■ Exercise details
Filter this data down to the lines that hold "title", and copy them.

■ Input rows

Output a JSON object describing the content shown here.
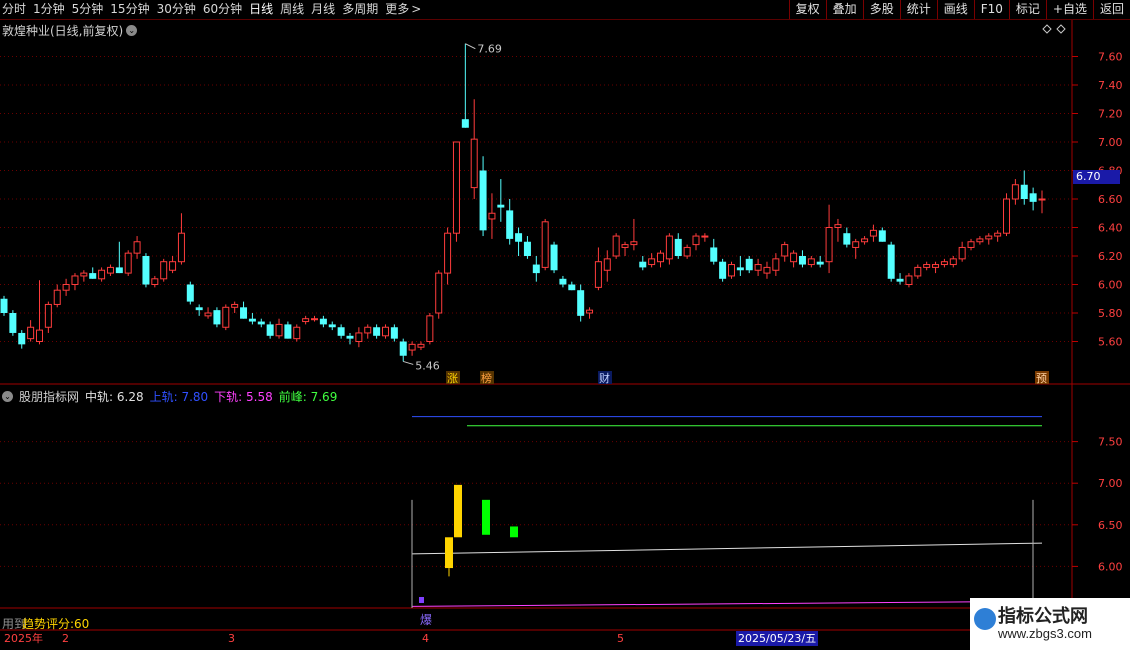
{
  "toolbar": {
    "periods": [
      "分时",
      "1分钟",
      "5分钟",
      "15分钟",
      "30分钟",
      "60分钟",
      "日线",
      "周线",
      "月线",
      "多周期",
      "更多"
    ],
    "active_period": "日线",
    "more_chevron": ">",
    "actions": [
      "复权",
      "叠加",
      "多股",
      "统计",
      "画线",
      "F10",
      "标记",
      "+自选",
      "返回"
    ]
  },
  "stock": {
    "title": "敦煌种业(日线,前复权)",
    "current_price": "6.70",
    "high_label": "7.69",
    "low_label": "5.46"
  },
  "events": [
    "涨",
    "榜",
    "财",
    "预"
  ],
  "indicator": {
    "name": "股朋指标网",
    "mid_label": "中轨: 6.28",
    "upper_label": "上轨: 7.80",
    "lower_label": "下轨: 5.58",
    "peak_label": "前峰: 7.69",
    "colors": {
      "mid": "#e0e0e0",
      "upper": "#3050ff",
      "lower": "#ff40ff",
      "peak": "#40ff40"
    },
    "marker": "爆"
  },
  "score": "趋势评分:60",
  "hint": "用到",
  "dates": {
    "year": "2025年",
    "months": [
      "2",
      "3",
      "4",
      "5"
    ],
    "selected": "2025/05/23/五"
  },
  "watermark": {
    "title": "指标公式网",
    "url": "www.zbgs3.com"
  },
  "chart_data": [
    {
      "type": "candlestick",
      "title": "敦煌种业(日线,前复权)",
      "ylim": [
        5.4,
        7.8
      ],
      "yticks": [
        "5.60",
        "5.80",
        "6.00",
        "6.20",
        "6.40",
        "6.60",
        "6.80",
        "7.00",
        "7.20",
        "7.40",
        "7.60"
      ],
      "up_color": "#ff3c3c",
      "down_color": "#54ffff",
      "candles": [
        [
          5.9,
          5.92,
          5.78,
          5.8
        ],
        [
          5.8,
          5.82,
          5.64,
          5.66
        ],
        [
          5.66,
          5.68,
          5.55,
          5.58
        ],
        [
          5.62,
          5.75,
          5.6,
          5.7
        ],
        [
          5.6,
          6.03,
          5.58,
          5.68
        ],
        [
          5.7,
          5.88,
          5.66,
          5.86
        ],
        [
          5.86,
          6.0,
          5.84,
          5.96
        ],
        [
          5.96,
          6.04,
          5.92,
          6.0
        ],
        [
          6.0,
          6.08,
          5.96,
          6.06
        ],
        [
          6.06,
          6.1,
          6.02,
          6.08
        ],
        [
          6.08,
          6.12,
          6.04,
          6.04
        ],
        [
          6.04,
          6.12,
          6.02,
          6.1
        ],
        [
          6.08,
          6.14,
          6.06,
          6.12
        ],
        [
          6.12,
          6.3,
          6.08,
          6.08
        ],
        [
          6.08,
          6.24,
          6.06,
          6.22
        ],
        [
          6.22,
          6.34,
          6.18,
          6.3
        ],
        [
          6.2,
          6.22,
          5.98,
          6.0
        ],
        [
          6.0,
          6.06,
          5.98,
          6.04
        ],
        [
          6.04,
          6.18,
          6.02,
          6.16
        ],
        [
          6.1,
          6.2,
          6.08,
          6.16
        ],
        [
          6.16,
          6.5,
          6.14,
          6.36
        ],
        [
          6.0,
          6.02,
          5.86,
          5.88
        ],
        [
          5.84,
          5.86,
          5.78,
          5.82
        ],
        [
          5.78,
          5.84,
          5.76,
          5.8
        ],
        [
          5.82,
          5.84,
          5.7,
          5.72
        ],
        [
          5.7,
          5.86,
          5.68,
          5.84
        ],
        [
          5.84,
          5.88,
          5.8,
          5.86
        ],
        [
          5.84,
          5.88,
          5.76,
          5.76
        ],
        [
          5.76,
          5.8,
          5.72,
          5.74
        ],
        [
          5.74,
          5.76,
          5.7,
          5.72
        ],
        [
          5.72,
          5.74,
          5.62,
          5.64
        ],
        [
          5.64,
          5.76,
          5.62,
          5.72
        ],
        [
          5.72,
          5.74,
          5.62,
          5.62
        ],
        [
          5.62,
          5.72,
          5.6,
          5.7
        ],
        [
          5.74,
          5.78,
          5.72,
          5.76
        ],
        [
          5.76,
          5.78,
          5.74,
          5.76
        ],
        [
          5.76,
          5.78,
          5.7,
          5.72
        ],
        [
          5.72,
          5.74,
          5.68,
          5.7
        ],
        [
          5.7,
          5.72,
          5.62,
          5.64
        ],
        [
          5.64,
          5.66,
          5.58,
          5.62
        ],
        [
          5.6,
          5.7,
          5.56,
          5.66
        ],
        [
          5.66,
          5.72,
          5.62,
          5.7
        ],
        [
          5.7,
          5.72,
          5.62,
          5.64
        ],
        [
          5.64,
          5.72,
          5.62,
          5.7
        ],
        [
          5.7,
          5.72,
          5.6,
          5.62
        ],
        [
          5.6,
          5.62,
          5.46,
          5.5
        ],
        [
          5.54,
          5.6,
          5.5,
          5.58
        ],
        [
          5.56,
          5.6,
          5.54,
          5.58
        ],
        [
          5.6,
          5.8,
          5.58,
          5.78
        ],
        [
          5.8,
          6.1,
          5.76,
          6.08
        ],
        [
          6.08,
          6.4,
          6.0,
          6.36
        ],
        [
          6.36,
          7.0,
          6.3,
          7.0
        ],
        [
          7.16,
          7.69,
          7.1,
          7.1
        ],
        [
          6.68,
          7.3,
          6.6,
          7.02
        ],
        [
          6.8,
          6.9,
          6.34,
          6.38
        ],
        [
          6.46,
          6.64,
          6.32,
          6.5
        ],
        [
          6.56,
          6.74,
          6.44,
          6.54
        ],
        [
          6.52,
          6.6,
          6.28,
          6.32
        ],
        [
          6.36,
          6.4,
          6.2,
          6.3
        ],
        [
          6.3,
          6.34,
          6.18,
          6.2
        ],
        [
          6.14,
          6.2,
          6.02,
          6.08
        ],
        [
          6.12,
          6.46,
          6.1,
          6.44
        ],
        [
          6.28,
          6.3,
          6.08,
          6.1
        ],
        [
          6.04,
          6.06,
          5.98,
          6.0
        ],
        [
          6.0,
          6.02,
          5.96,
          5.96
        ],
        [
          5.96,
          6.0,
          5.74,
          5.78
        ],
        [
          5.8,
          5.84,
          5.76,
          5.82
        ],
        [
          5.98,
          6.26,
          5.96,
          6.16
        ],
        [
          6.1,
          6.24,
          6.02,
          6.18
        ],
        [
          6.2,
          6.36,
          6.18,
          6.34
        ],
        [
          6.26,
          6.3,
          6.2,
          6.28
        ],
        [
          6.28,
          6.46,
          6.24,
          6.3
        ],
        [
          6.16,
          6.2,
          6.1,
          6.12
        ],
        [
          6.14,
          6.22,
          6.12,
          6.18
        ],
        [
          6.16,
          6.24,
          6.12,
          6.22
        ],
        [
          6.18,
          6.36,
          6.14,
          6.34
        ],
        [
          6.32,
          6.36,
          6.18,
          6.2
        ],
        [
          6.2,
          6.28,
          6.18,
          6.26
        ],
        [
          6.28,
          6.36,
          6.24,
          6.34
        ],
        [
          6.34,
          6.36,
          6.3,
          6.34
        ],
        [
          6.26,
          6.32,
          6.14,
          6.16
        ],
        [
          6.16,
          6.18,
          6.02,
          6.04
        ],
        [
          6.06,
          6.16,
          6.04,
          6.14
        ],
        [
          6.12,
          6.2,
          6.06,
          6.1
        ],
        [
          6.18,
          6.2,
          6.08,
          6.1
        ],
        [
          6.1,
          6.18,
          6.06,
          6.14
        ],
        [
          6.08,
          6.16,
          6.04,
          6.12
        ],
        [
          6.1,
          6.22,
          6.06,
          6.18
        ],
        [
          6.2,
          6.3,
          6.16,
          6.28
        ],
        [
          6.16,
          6.24,
          6.12,
          6.22
        ],
        [
          6.2,
          6.24,
          6.12,
          6.14
        ],
        [
          6.14,
          6.2,
          6.12,
          6.18
        ],
        [
          6.16,
          6.2,
          6.12,
          6.14
        ],
        [
          6.16,
          6.56,
          6.08,
          6.4
        ],
        [
          6.4,
          6.46,
          6.3,
          6.42
        ],
        [
          6.36,
          6.4,
          6.26,
          6.28
        ],
        [
          6.26,
          6.32,
          6.18,
          6.3
        ],
        [
          6.3,
          6.34,
          6.28,
          6.32
        ],
        [
          6.34,
          6.42,
          6.3,
          6.38
        ],
        [
          6.38,
          6.4,
          6.3,
          6.3
        ],
        [
          6.28,
          6.3,
          6.02,
          6.04
        ],
        [
          6.04,
          6.08,
          6.0,
          6.02
        ],
        [
          6.0,
          6.08,
          5.98,
          6.06
        ],
        [
          6.06,
          6.14,
          6.04,
          6.12
        ],
        [
          6.12,
          6.16,
          6.1,
          6.14
        ],
        [
          6.12,
          6.16,
          6.08,
          6.14
        ],
        [
          6.14,
          6.18,
          6.12,
          6.16
        ],
        [
          6.14,
          6.2,
          6.12,
          6.18
        ],
        [
          6.18,
          6.3,
          6.16,
          6.26
        ],
        [
          6.26,
          6.32,
          6.24,
          6.3
        ],
        [
          6.3,
          6.34,
          6.28,
          6.32
        ],
        [
          6.32,
          6.36,
          6.28,
          6.34
        ],
        [
          6.34,
          6.38,
          6.3,
          6.36
        ],
        [
          6.36,
          6.64,
          6.34,
          6.6
        ],
        [
          6.6,
          6.74,
          6.56,
          6.7
        ],
        [
          6.7,
          6.8,
          6.56,
          6.6
        ],
        [
          6.64,
          6.68,
          6.52,
          6.58
        ],
        [
          6.6,
          6.66,
          6.5,
          6.6
        ]
      ]
    },
    {
      "type": "line",
      "title": "股朋指标网",
      "ylim": [
        5.5,
        8.0
      ],
      "yticks": [
        "6.00",
        "6.50",
        "7.00",
        "7.50"
      ],
      "series": [
        {
          "name": "上轨",
          "values": [
            7.8,
            7.8
          ]
        },
        {
          "name": "前峰",
          "values": [
            7.69,
            7.69
          ]
        },
        {
          "name": "中轨",
          "values": [
            6.15,
            6.28
          ]
        },
        {
          "name": "下轨",
          "values": [
            5.52,
            5.58
          ]
        }
      ],
      "bars": [
        {
          "open": 5.98,
          "close": 6.35,
          "low": 5.88,
          "high": 6.35,
          "color": "#ffd400"
        },
        {
          "open": 6.35,
          "close": 6.98,
          "low": 6.35,
          "high": 6.98,
          "color": "#ffd400"
        },
        {
          "open": 6.38,
          "close": 6.8,
          "low": 6.38,
          "high": 6.8,
          "color": "#00ff00"
        },
        {
          "open": 6.35,
          "close": 6.48,
          "low": 6.35,
          "high": 6.48,
          "color": "#00ff00"
        }
      ]
    }
  ]
}
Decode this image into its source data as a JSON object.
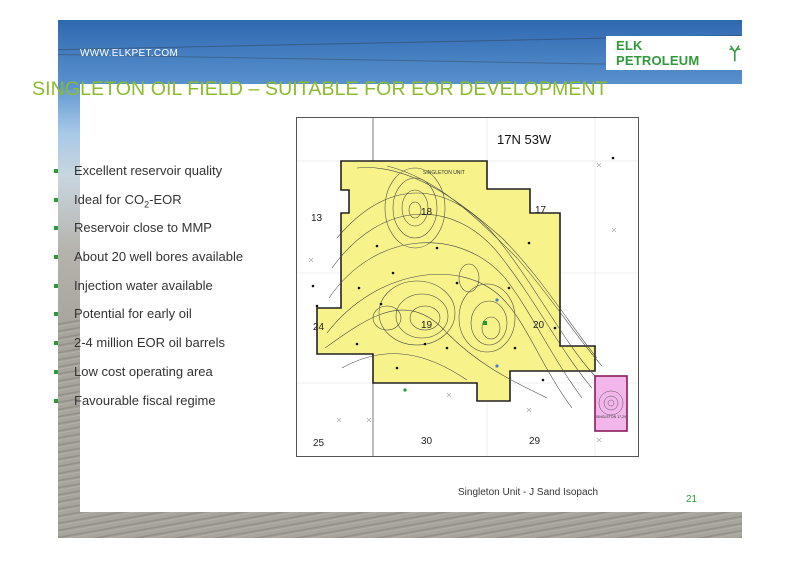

■ Answer for the task
    "title": "敦煌种业(日线,前复权)",
    "title": "指标公式网",
      "title": "敦煌种业(日线,前复权)",
      "title": "股朋指标网",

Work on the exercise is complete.